"""
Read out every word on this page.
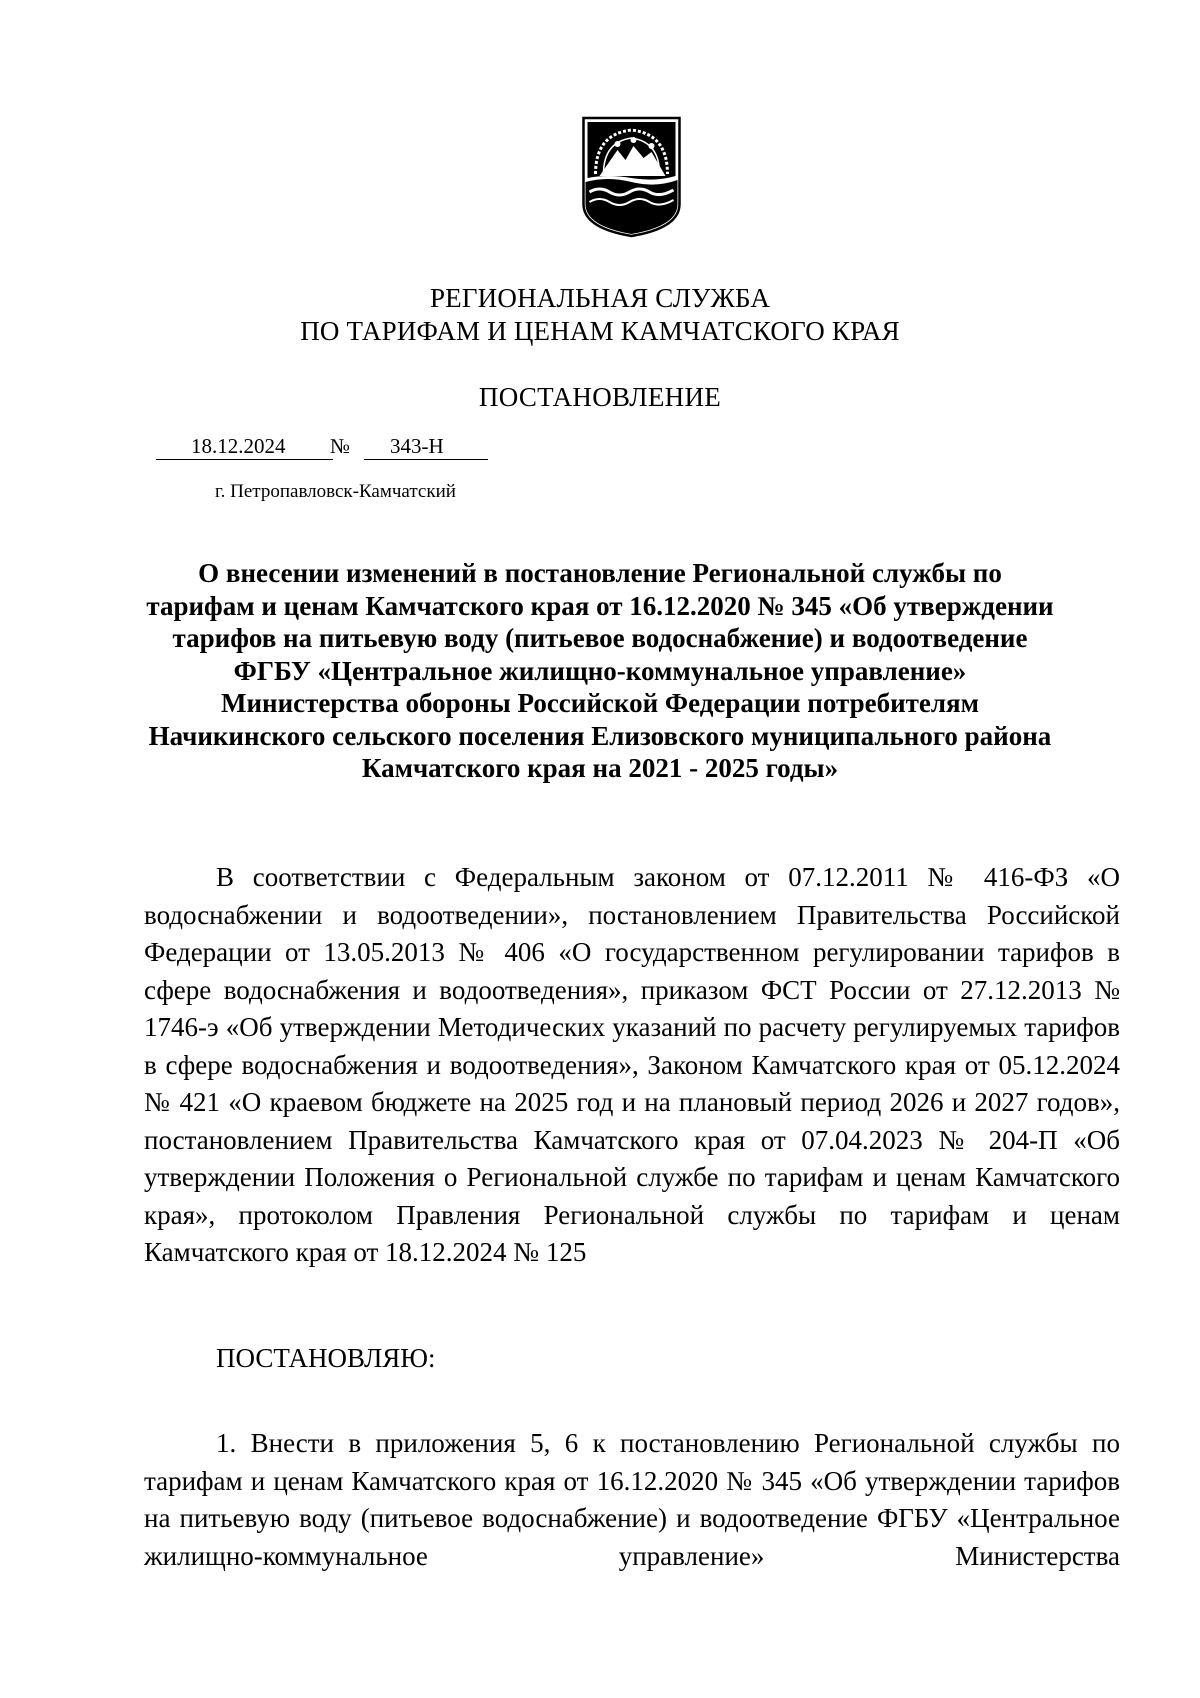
РЕГИОНАЛЬНАЯ СЛУЖБА
ПО ТАРИФАМ И ЦЕНАМ КАМЧАТСКОГО КРАЯ
ПОСТАНОВЛЕНИЕ
18.12.2024 № 343-Н
г. Петропавловск-Камчатский
О внесении изменений в постановление Региональной службы по
тарифам и ценам Камчатского края от 16.12.2020 № 345 «Об утверждении
тарифов на питьевую воду (питьевое водоснабжение) и водоотведение
ФГБУ «Центральное жилищно-коммунальное управление»
Министерства обороны Российской Федерации потребителям
Начикинского сельского поселения Елизовского муниципального района
Камчатского края на 2021 - 2025 годы»

В соответствии с Федеральным законом от 07.12.2011 № 416-ФЗ «О водоснабжении и водоотведении», постановлением Правительства Российской Федерации от 13.05.2013 № 406 «О государственном регулировании тарифов в сфере водоснабжения и водоотведения», приказом ФСТ России от 27.12.2013 № 1746-э «Об утверждении Методических указаний по расчету регулируемых тарифов в сфере водоснабжения и водоотведения», Законом Камчатского края от 05.12.2024 № 421 «О краевом бюджете на 2025 год и на плановый период 2026 и 2027 годов», постановлением Правительства Камчатского края от 07.04.2023 № 204-П «Об утверждении Положения о Региональной службе по тарифам и ценам Камчатского края», протоколом Правления Региональной службы по тарифам и ценам Камчатского края от 18.12.2024 № 125

ПОСТАНОВЛЯЮ:

1. Внести в приложения 5, 6 к постановлению Региональной службы по тарифам и ценам Камчатского края от 16.12.2020 № 345 «Об утверждении тарифов на питьевую воду (питьевое водоснабжение) и водоотведение ФГБУ «Центральное жилищно-коммунальное управление» Министерства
"""
PROBLEM TO SOLVE —
Your task is to transcribe all of the records precisely, with no images included.

EXPECTED ANSWER —
Read out every word on this page.
РЕГИОНАЛЬНАЯ СЛУЖБА
ПО ТАРИФАМ И ЦЕНАМ КАМЧАТСКОГО КРАЯ
ПОСТАНОВЛЕНИЕ
18.12.2024 № 343-Н
г. Петропавловск-Камчатский
О внесении изменений в постановление Региональной службы по
тарифам и ценам Камчатского края от 16.12.2020 № 345 «Об утверждении
тарифов на питьевую воду (питьевое водоснабжение) и водоотведение
ФГБУ «Центральное жилищно-коммунальное управление»
Министерства обороны Российской Федерации потребителям
Начикинского сельского поселения Елизовского муниципального района
Камчатского края на 2021 - 2025 годы»

В соответствии с Федеральным законом от 07.12.2011 № 416-ФЗ «О водоснабжении и водоотведении», постановлением Правительства Российской Федерации от 13.05.2013 № 406 «О государственном регулировании тарифов в сфере водоснабжения и водоотведения», приказом ФСТ России от 27.12.2013 № 1746-э «Об утверждении Методических указаний по расчету регулируемых тарифов в сфере водоснабжения и водоотведения», Законом Камчатского края от 05.12.2024 № 421 «О краевом бюджете на 2025 год и на плановый период 2026 и 2027 годов», постановлением Правительства Камчатского края от 07.04.2023 № 204-П «Об утверждении Положения о Региональной службе по тарифам и ценам Камчатского края», протоколом Правления Региональной службы по тарифам и ценам Камчатского края от 18.12.2024 № 125

ПОСТАНОВЛЯЮ:

1. Внести в приложения 5, 6 к постановлению Региональной службы по тарифам и ценам Камчатского края от 16.12.2020 № 345 «Об утверждении тарифов на питьевую воду (питьевое водоснабжение) и водоотведение ФГБУ «Центральное жилищно-коммунальное управление» Министерства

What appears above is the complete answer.